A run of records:

^^^^

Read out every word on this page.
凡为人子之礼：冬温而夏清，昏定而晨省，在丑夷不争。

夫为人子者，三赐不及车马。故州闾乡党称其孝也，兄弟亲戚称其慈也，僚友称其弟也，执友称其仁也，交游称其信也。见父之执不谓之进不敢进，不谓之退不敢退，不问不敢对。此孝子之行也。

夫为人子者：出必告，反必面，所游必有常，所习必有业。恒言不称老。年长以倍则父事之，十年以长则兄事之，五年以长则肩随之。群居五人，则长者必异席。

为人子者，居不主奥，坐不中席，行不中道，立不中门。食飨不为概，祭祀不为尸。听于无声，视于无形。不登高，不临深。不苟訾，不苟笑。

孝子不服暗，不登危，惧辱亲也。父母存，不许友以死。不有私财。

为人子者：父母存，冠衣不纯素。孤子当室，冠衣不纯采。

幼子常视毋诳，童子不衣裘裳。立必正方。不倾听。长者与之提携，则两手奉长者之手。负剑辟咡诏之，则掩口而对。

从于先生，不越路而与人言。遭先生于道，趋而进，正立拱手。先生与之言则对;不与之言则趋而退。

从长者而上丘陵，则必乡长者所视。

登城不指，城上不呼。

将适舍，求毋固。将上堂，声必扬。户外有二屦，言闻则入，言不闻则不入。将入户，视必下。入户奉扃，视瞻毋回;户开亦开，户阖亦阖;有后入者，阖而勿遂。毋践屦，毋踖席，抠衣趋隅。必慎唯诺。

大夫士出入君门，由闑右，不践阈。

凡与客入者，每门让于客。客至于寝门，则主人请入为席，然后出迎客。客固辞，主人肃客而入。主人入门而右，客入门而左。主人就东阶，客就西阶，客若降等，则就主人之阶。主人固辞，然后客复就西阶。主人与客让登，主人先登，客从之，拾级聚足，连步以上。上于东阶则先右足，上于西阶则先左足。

^^^^

EXERCISE REQUIREMENTS →
Retype every record above exactly as written.

CORRECT ANSWER →
Read out every word on this page.
凡为人子之礼：冬温而夏清，昏定而晨省，在丑夷不争。

夫为人子者，三赐不及车马。故州闾乡党称其孝也，兄弟亲戚称其慈也，僚友称其弟也，执友称其仁也，交游称其信也。见父之执不谓之进不敢进，不谓之退不敢退，不问不敢对。此孝子之行也。

夫为人子者：出必告，反必面，所游必有常，所习必有业。恒言不称老。年长以倍则父事之，十年以长则兄事之，五年以长则肩随之。群居五人，则长者必异席。

为人子者，居不主奥，坐不中席，行不中道，立不中门。食飨不为概，祭祀不为尸。听于无声，视于无形。不登高，不临深。不苟訾，不苟笑。

孝子不服暗，不登危，惧辱亲也。父母存，不许友以死。不有私财。

为人子者：父母存，冠衣不纯素。孤子当室，冠衣不纯采。

幼子常视毋诳，童子不衣裘裳。立必正方。不倾听。长者与之提携，则两手奉长者之手。负剑辟咡诏之，则掩口而对。

从于先生，不越路而与人言。遭先生于道，趋而进，正立拱手。先生与之言则对;不与之言则趋而退。

从长者而上丘陵，则必乡长者所视。

登城不指，城上不呼。

将适舍，求毋固。将上堂，声必扬。户外有二屦，言闻则入，言不闻则不入。将入户，视必下。入户奉扃，视瞻毋回;户开亦开，户阖亦阖;有后入者，阖而勿遂。毋践屦，毋踖席，抠衣趋隅。必慎唯诺。

大夫士出入君门，由闑右，不践阈。

凡与客入者，每门让于客。客至于寝门，则主人请入为席，然后出迎客。客固辞，主人肃客而入。主人入门而右，客入门而左。主人就东阶，客就西阶，客若降等，则就主人之阶。主人固辞，然后客复就西阶。主人与客让登，主人先登，客从之，拾级聚足，连步以上。上于东阶则先右足，上于西阶则先左足。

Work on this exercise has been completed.